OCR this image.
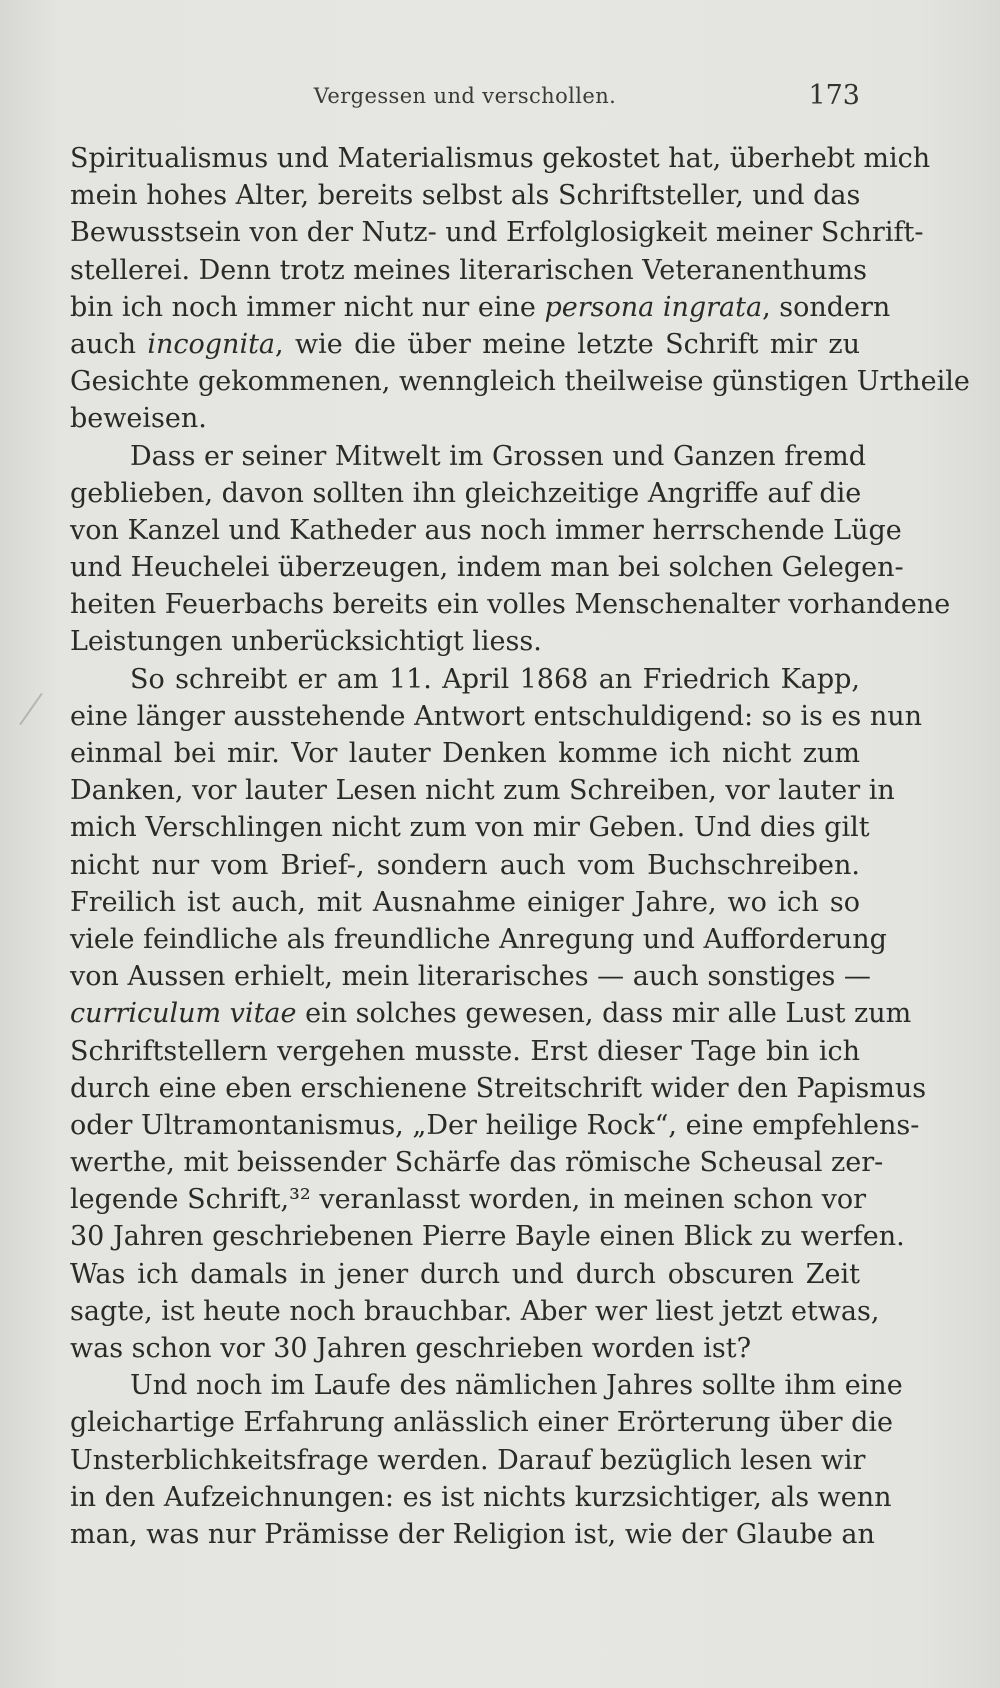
Vergessen und verschollen.	173
Spiritualismus und Materialismus gekostet hat, überhebt mich
mein hohes Alter, bereits selbst als Schriftsteller, und das
Bewusstsein von der Nutz- und Erfolglosigkeit meiner Schrift-
stellerei. Denn trotz meines literarischen Veteranenthums
bin ich noch immer nicht nur eine persona ingrata, sondern
auch incognita, wie die über meine letzte Schrift mir zu
Gesichte gekommenen, wenngleich theilweise günstigen Urtheile
beweisen.
Dass er seiner Mitwelt im Grossen und Ganzen fremd
geblieben, davon sollten ihn gleichzeitige Angriffe auf die
von Kanzel und Katheder aus noch immer herrschende Lüge
und Heuchelei überzeugen, indem man bei solchen Gelegen-
heiten Feuerbachs bereits ein volles Menschenalter vorhandene
Leistungen unberücksichtigt liess.
So schreibt er am 11. April 1868 an Friedrich Kapp,
eine länger ausstehende Antwort entschuldigend: so is es nun
einmal bei mir. Vor lauter Denken komme ich nicht zum
Danken, vor lauter Lesen nicht zum Schreiben, vor lauter in
mich Verschlingen nicht zum von mir Geben. Und dies gilt
nicht nur vom Brief-, sondern auch vom Buchschreiben.
Freilich ist auch, mit Ausnahme einiger Jahre, wo ich so
viele feindliche als freundliche Anregung und Aufforderung
von Aussen erhielt, mein literarisches — auch sonstiges —
curriculum vitae ein solches gewesen, dass mir alle Lust zum
Schriftstellern vergehen musste. Erst dieser Tage bin ich
durch eine eben erschienene Streitschrift wider den Papismus
oder Ultramontanismus, „Der heilige Rock“, eine empfehlens-
werthe, mit beissender Schärfe das römische Scheusal zer-
legende Schrift,³² veranlasst worden, in meinen schon vor
30 Jahren geschriebenen Pierre Bayle einen Blick zu werfen.
Was ich damals in jener durch und durch obscuren Zeit
sagte, ist heute noch brauchbar. Aber wer liest jetzt etwas,
was schon vor 30 Jahren geschrieben worden ist?
Und noch im Laufe des nämlichen Jahres sollte ihm eine
gleichartige Erfahrung anlässlich einer Erörterung über die
Unsterblichkeitsfrage werden. Darauf bezüglich lesen wir
in den Aufzeichnungen: es ist nichts kurzsichtiger, als wenn
man, was nur Prämisse der Religion ist, wie der Glaube an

******

- **Task requirements**
Pictures are to be left out; repeat all the remaining data exactly.

- **Correct result**
OCR this image.
Vergessen und verschollen.	173
Spiritualismus und Materialismus gekostet hat, überhebt mich
mein hohes Alter, bereits selbst als Schriftsteller, und das
Bewusstsein von der Nutz- und Erfolglosigkeit meiner Schrift-
stellerei. Denn trotz meines literarischen Veteranenthums
bin ich noch immer nicht nur eine persona ingrata, sondern
auch incognita, wie die über meine letzte Schrift mir zu
Gesichte gekommenen, wenngleich theilweise günstigen Urtheile
beweisen.
Dass er seiner Mitwelt im Grossen und Ganzen fremd
geblieben, davon sollten ihn gleichzeitige Angriffe auf die
von Kanzel und Katheder aus noch immer herrschende Lüge
und Heuchelei überzeugen, indem man bei solchen Gelegen-
heiten Feuerbachs bereits ein volles Menschenalter vorhandene
Leistungen unberücksichtigt liess.
So schreibt er am 11. April 1868 an Friedrich Kapp,
eine länger ausstehende Antwort entschuldigend: so is es nun
einmal bei mir. Vor lauter Denken komme ich nicht zum
Danken, vor lauter Lesen nicht zum Schreiben, vor lauter in
mich Verschlingen nicht zum von mir Geben. Und dies gilt
nicht nur vom Brief-, sondern auch vom Buchschreiben.
Freilich ist auch, mit Ausnahme einiger Jahre, wo ich so
viele feindliche als freundliche Anregung und Aufforderung
von Aussen erhielt, mein literarisches — auch sonstiges —
curriculum vitae ein solches gewesen, dass mir alle Lust zum
Schriftstellern vergehen musste. Erst dieser Tage bin ich
durch eine eben erschienene Streitschrift wider den Papismus
oder Ultramontanismus, „Der heilige Rock“, eine empfehlens-
werthe, mit beissender Schärfe das römische Scheusal zer-
legende Schrift,³² veranlasst worden, in meinen schon vor
30 Jahren geschriebenen Pierre Bayle einen Blick zu werfen.
Was ich damals in jener durch und durch obscuren Zeit
sagte, ist heute noch brauchbar. Aber wer liest jetzt etwas,
was schon vor 30 Jahren geschrieben worden ist?
Und noch im Laufe des nämlichen Jahres sollte ihm eine
gleichartige Erfahrung anlässlich einer Erörterung über die
Unsterblichkeitsfrage werden. Darauf bezüglich lesen wir
in den Aufzeichnungen: es ist nichts kurzsichtiger, als wenn
man, was nur Prämisse der Religion ist, wie der Glaube an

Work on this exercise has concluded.